Requirements
Using the listing below, report all lines holding the word "path".

(Figure contents as structured data)
====
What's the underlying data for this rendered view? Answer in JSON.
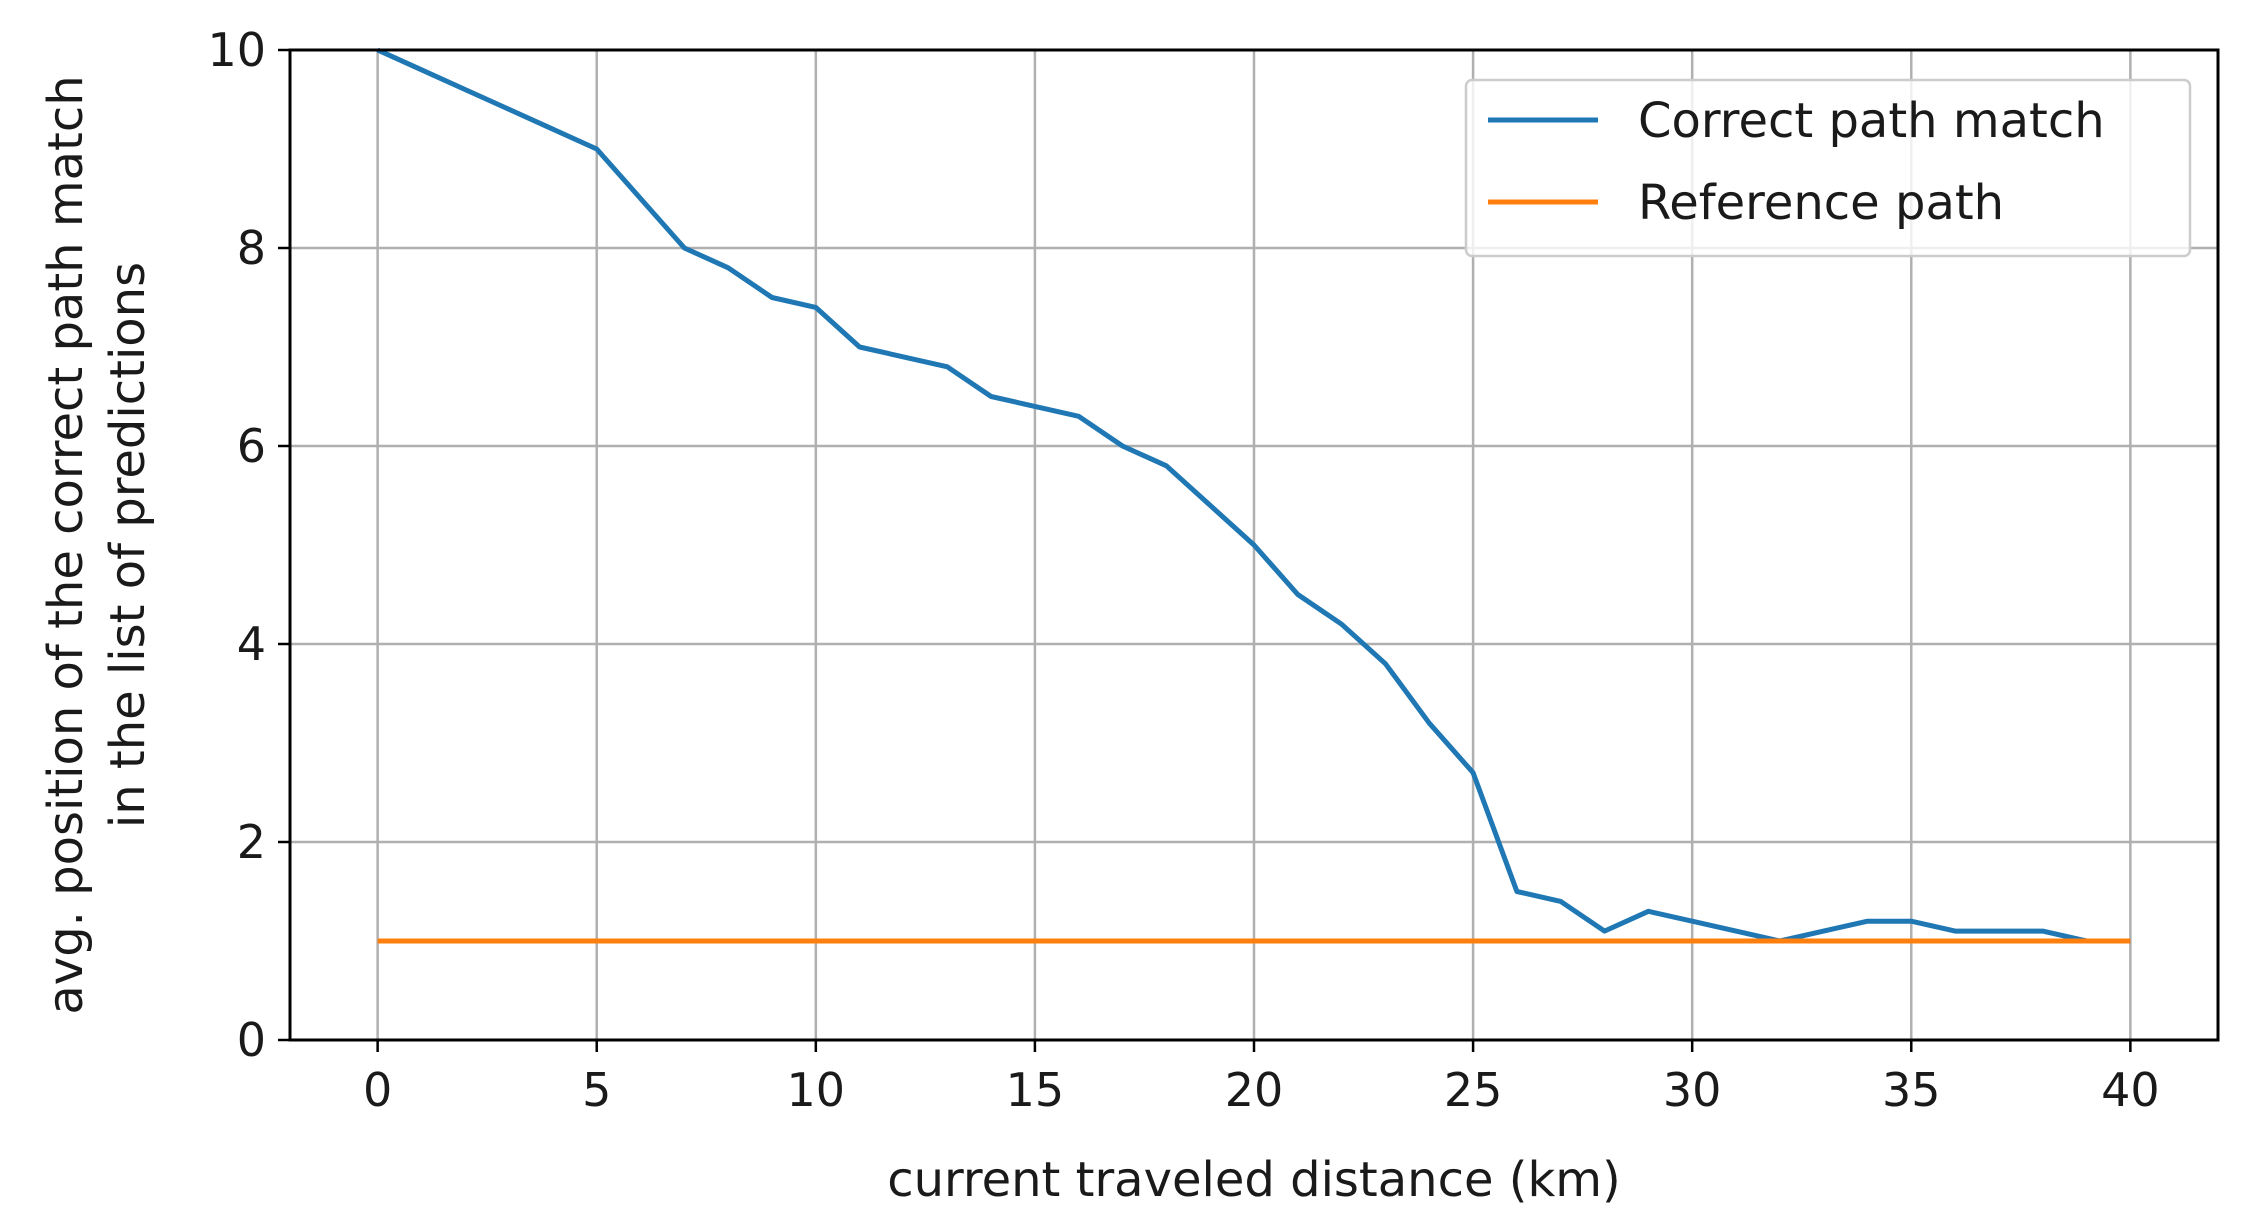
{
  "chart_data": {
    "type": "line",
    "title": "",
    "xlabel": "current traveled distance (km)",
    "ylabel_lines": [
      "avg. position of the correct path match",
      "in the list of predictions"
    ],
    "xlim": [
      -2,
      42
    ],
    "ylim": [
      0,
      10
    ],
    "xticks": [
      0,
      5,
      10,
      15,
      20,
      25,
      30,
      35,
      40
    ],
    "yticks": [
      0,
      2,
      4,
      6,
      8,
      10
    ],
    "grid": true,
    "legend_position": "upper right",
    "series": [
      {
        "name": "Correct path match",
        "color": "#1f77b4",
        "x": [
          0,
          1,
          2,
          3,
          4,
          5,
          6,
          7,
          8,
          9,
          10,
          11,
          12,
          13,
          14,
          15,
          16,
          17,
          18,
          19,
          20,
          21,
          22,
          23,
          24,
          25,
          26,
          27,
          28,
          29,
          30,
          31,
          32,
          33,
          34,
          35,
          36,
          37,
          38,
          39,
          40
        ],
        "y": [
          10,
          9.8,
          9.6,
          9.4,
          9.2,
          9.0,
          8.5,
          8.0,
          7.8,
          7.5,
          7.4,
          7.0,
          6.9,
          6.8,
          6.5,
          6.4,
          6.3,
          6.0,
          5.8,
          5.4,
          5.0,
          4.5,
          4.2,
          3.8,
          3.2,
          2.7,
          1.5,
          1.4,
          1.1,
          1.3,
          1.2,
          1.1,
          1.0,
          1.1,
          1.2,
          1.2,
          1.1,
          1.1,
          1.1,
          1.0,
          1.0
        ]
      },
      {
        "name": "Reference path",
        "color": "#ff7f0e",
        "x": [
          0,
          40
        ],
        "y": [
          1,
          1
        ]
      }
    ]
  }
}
====
Answer to this exercise
      "avg. position of the correct path match",
        "name": "Correct path match",
        "name": "Reference path",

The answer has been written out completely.